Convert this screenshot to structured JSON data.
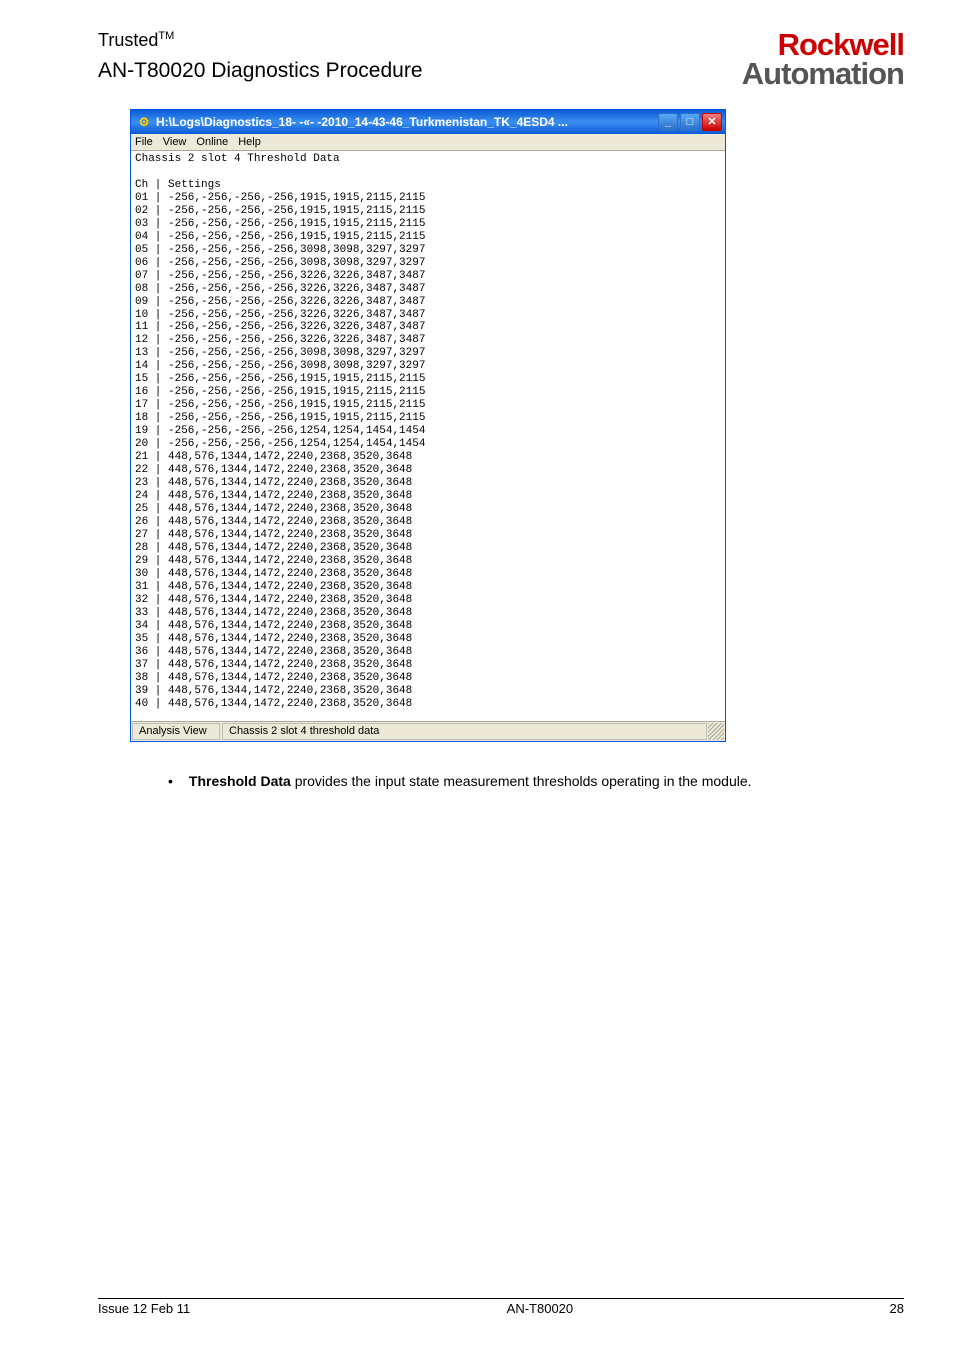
{
  "header": {
    "trusted": "Trusted",
    "tm": "TM",
    "doc_title": "AN-T80020 Diagnostics Procedure",
    "logo_top": "Rockwell",
    "logo_bottom": "Automation"
  },
  "window": {
    "title": "H:\\Logs\\Diagnostics_18- -«- -2010_14-43-46_Turkmenistan_TK_4ESD4 ...",
    "menu": {
      "file": "File",
      "view": "View",
      "online": "Online",
      "help": "Help"
    },
    "content_header": "Chassis 2 slot 4 Threshold Data",
    "ch_header": "Ch | Settings",
    "rows": [
      "01 | -256,-256,-256,-256,1915,1915,2115,2115",
      "02 | -256,-256,-256,-256,1915,1915,2115,2115",
      "03 | -256,-256,-256,-256,1915,1915,2115,2115",
      "04 | -256,-256,-256,-256,1915,1915,2115,2115",
      "05 | -256,-256,-256,-256,3098,3098,3297,3297",
      "06 | -256,-256,-256,-256,3098,3098,3297,3297",
      "07 | -256,-256,-256,-256,3226,3226,3487,3487",
      "08 | -256,-256,-256,-256,3226,3226,3487,3487",
      "09 | -256,-256,-256,-256,3226,3226,3487,3487",
      "10 | -256,-256,-256,-256,3226,3226,3487,3487",
      "11 | -256,-256,-256,-256,3226,3226,3487,3487",
      "12 | -256,-256,-256,-256,3226,3226,3487,3487",
      "13 | -256,-256,-256,-256,3098,3098,3297,3297",
      "14 | -256,-256,-256,-256,3098,3098,3297,3297",
      "15 | -256,-256,-256,-256,1915,1915,2115,2115",
      "16 | -256,-256,-256,-256,1915,1915,2115,2115",
      "17 | -256,-256,-256,-256,1915,1915,2115,2115",
      "18 | -256,-256,-256,-256,1915,1915,2115,2115",
      "19 | -256,-256,-256,-256,1254,1254,1454,1454",
      "20 | -256,-256,-256,-256,1254,1254,1454,1454",
      "21 | 448,576,1344,1472,2240,2368,3520,3648",
      "22 | 448,576,1344,1472,2240,2368,3520,3648",
      "23 | 448,576,1344,1472,2240,2368,3520,3648",
      "24 | 448,576,1344,1472,2240,2368,3520,3648",
      "25 | 448,576,1344,1472,2240,2368,3520,3648",
      "26 | 448,576,1344,1472,2240,2368,3520,3648",
      "27 | 448,576,1344,1472,2240,2368,3520,3648",
      "28 | 448,576,1344,1472,2240,2368,3520,3648",
      "29 | 448,576,1344,1472,2240,2368,3520,3648",
      "30 | 448,576,1344,1472,2240,2368,3520,3648",
      "31 | 448,576,1344,1472,2240,2368,3520,3648",
      "32 | 448,576,1344,1472,2240,2368,3520,3648",
      "33 | 448,576,1344,1472,2240,2368,3520,3648",
      "34 | 448,576,1344,1472,2240,2368,3520,3648",
      "35 | 448,576,1344,1472,2240,2368,3520,3648",
      "36 | 448,576,1344,1472,2240,2368,3520,3648",
      "37 | 448,576,1344,1472,2240,2368,3520,3648",
      "38 | 448,576,1344,1472,2240,2368,3520,3648",
      "39 | 448,576,1344,1472,2240,2368,3520,3648",
      "40 | 448,576,1344,1472,2240,2368,3520,3648"
    ],
    "status": {
      "mode": "Analysis View",
      "detail": "Chassis 2 slot 4 threshold data"
    }
  },
  "bullet": {
    "strong": "Threshold Data",
    "rest": " provides the input state measurement thresholds operating in the module."
  },
  "footer": {
    "left": "Issue 12 Feb 11",
    "center": "AN-T80020",
    "right": "28"
  }
}
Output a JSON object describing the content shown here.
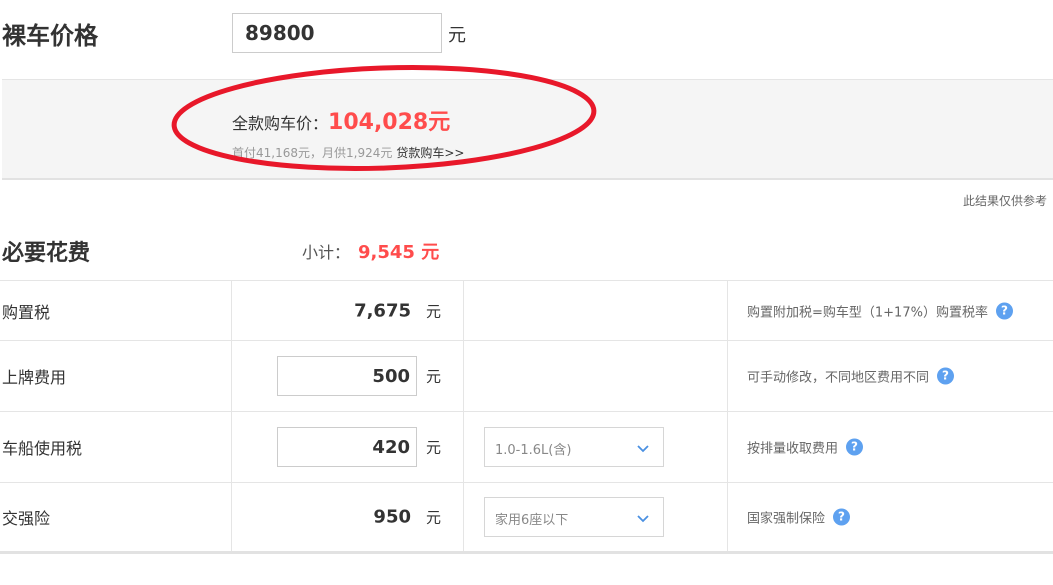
{
  "price": {
    "title": "裸车价格",
    "value": "89800",
    "unit": "元"
  },
  "summary": {
    "label": "全款购车价：",
    "total": "104,028元",
    "detail": "首付41,168元，月供1,924元",
    "loan_link": "贷款购车>>"
  },
  "disclaimer": "此结果仅供参考",
  "section": {
    "title": "必要花费",
    "subtotal_label": "小计：",
    "subtotal_value": "9,545 元"
  },
  "fees": [
    {
      "label": "购置税",
      "value": "7,675",
      "unit": "元",
      "note": "购置附加税=购车型（1+17%）购置税率"
    },
    {
      "label": "上牌费用",
      "value": "500",
      "unit": "元",
      "note": "可手动修改，不同地区费用不同"
    },
    {
      "label": "车船使用税",
      "value": "420",
      "unit": "元",
      "select": "1.0-1.6L(含)",
      "note": "按排量收取费用"
    },
    {
      "label": "交强险",
      "value": "950",
      "unit": "元",
      "select": "家用6座以下",
      "note": "国家强制保险"
    }
  ],
  "help_glyph": "?",
  "colors": {
    "accent_red": "#ff4c4c",
    "help_blue": "#5ea1f0",
    "annotation_red": "#e8182a"
  }
}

• Aim
Each record above is to be restated exactly, with its pictures removed from the copy.

• Task result
Convert this screenshot to structured JSON data.
{
  "header": {
    "trusted": "Trusted",
    "tm": "TM",
    "doc_title": "AN-T80020 Diagnostics Procedure",
    "logo_top": "Rockwell",
    "logo_bottom": "Automation"
  },
  "window": {
    "title": "H:\\Logs\\Diagnostics_18- -«- -2010_14-43-46_Turkmenistan_TK_4ESD4 ...",
    "menu": {
      "file": "File",
      "view": "View",
      "online": "Online",
      "help": "Help"
    },
    "content_header": "Chassis 2 slot 4 Threshold Data",
    "ch_header": "Ch | Settings",
    "rows": [
      "01 | -256,-256,-256,-256,1915,1915,2115,2115",
      "02 | -256,-256,-256,-256,1915,1915,2115,2115",
      "03 | -256,-256,-256,-256,1915,1915,2115,2115",
      "04 | -256,-256,-256,-256,1915,1915,2115,2115",
      "05 | -256,-256,-256,-256,3098,3098,3297,3297",
      "06 | -256,-256,-256,-256,3098,3098,3297,3297",
      "07 | -256,-256,-256,-256,3226,3226,3487,3487",
      "08 | -256,-256,-256,-256,3226,3226,3487,3487",
      "09 | -256,-256,-256,-256,3226,3226,3487,3487",
      "10 | -256,-256,-256,-256,3226,3226,3487,3487",
      "11 | -256,-256,-256,-256,3226,3226,3487,3487",
      "12 | -256,-256,-256,-256,3226,3226,3487,3487",
      "13 | -256,-256,-256,-256,3098,3098,3297,3297",
      "14 | -256,-256,-256,-256,3098,3098,3297,3297",
      "15 | -256,-256,-256,-256,1915,1915,2115,2115",
      "16 | -256,-256,-256,-256,1915,1915,2115,2115",
      "17 | -256,-256,-256,-256,1915,1915,2115,2115",
      "18 | -256,-256,-256,-256,1915,1915,2115,2115",
      "19 | -256,-256,-256,-256,1254,1254,1454,1454",
      "20 | -256,-256,-256,-256,1254,1254,1454,1454",
      "21 | 448,576,1344,1472,2240,2368,3520,3648",
      "22 | 448,576,1344,1472,2240,2368,3520,3648",
      "23 | 448,576,1344,1472,2240,2368,3520,3648",
      "24 | 448,576,1344,1472,2240,2368,3520,3648",
      "25 | 448,576,1344,1472,2240,2368,3520,3648",
      "26 | 448,576,1344,1472,2240,2368,3520,3648",
      "27 | 448,576,1344,1472,2240,2368,3520,3648",
      "28 | 448,576,1344,1472,2240,2368,3520,3648",
      "29 | 448,576,1344,1472,2240,2368,3520,3648",
      "30 | 448,576,1344,1472,2240,2368,3520,3648",
      "31 | 448,576,1344,1472,2240,2368,3520,3648",
      "32 | 448,576,1344,1472,2240,2368,3520,3648",
      "33 | 448,576,1344,1472,2240,2368,3520,3648",
      "34 | 448,576,1344,1472,2240,2368,3520,3648",
      "35 | 448,576,1344,1472,2240,2368,3520,3648",
      "36 | 448,576,1344,1472,2240,2368,3520,3648",
      "37 | 448,576,1344,1472,2240,2368,3520,3648",
      "38 | 448,576,1344,1472,2240,2368,3520,3648",
      "39 | 448,576,1344,1472,2240,2368,3520,3648",
      "40 | 448,576,1344,1472,2240,2368,3520,3648"
    ],
    "status": {
      "mode": "Analysis View",
      "detail": "Chassis 2 slot 4 threshold data"
    }
  },
  "bullet": {
    "strong": "Threshold Data",
    "rest": " provides the input state measurement thresholds operating in the module."
  },
  "footer": {
    "left": "Issue 12 Feb 11",
    "center": "AN-T80020",
    "right": "28"
  }
}
Output a JSON object describing the content shown here.
{
  "price": {
    "title": "裸车价格",
    "value": "89800",
    "unit": "元"
  },
  "summary": {
    "label": "全款购车价：",
    "total": "104,028元",
    "detail": "首付41,168元，月供1,924元",
    "loan_link": "贷款购车>>"
  },
  "disclaimer": "此结果仅供参考",
  "section": {
    "title": "必要花费",
    "subtotal_label": "小计：",
    "subtotal_value": "9,545 元"
  },
  "fees": [
    {
      "label": "购置税",
      "value": "7,675",
      "unit": "元",
      "note": "购置附加税=购车型（1+17%）购置税率"
    },
    {
      "label": "上牌费用",
      "value": "500",
      "unit": "元",
      "note": "可手动修改，不同地区费用不同"
    },
    {
      "label": "车船使用税",
      "value": "420",
      "unit": "元",
      "select": "1.0-1.6L(含)",
      "note": "按排量收取费用"
    },
    {
      "label": "交强险",
      "value": "950",
      "unit": "元",
      "select": "家用6座以下",
      "note": "国家强制保险"
    }
  ],
  "help_glyph": "?",
  "colors": {
    "accent_red": "#ff4c4c",
    "help_blue": "#5ea1f0",
    "annotation_red": "#e8182a"
  }
}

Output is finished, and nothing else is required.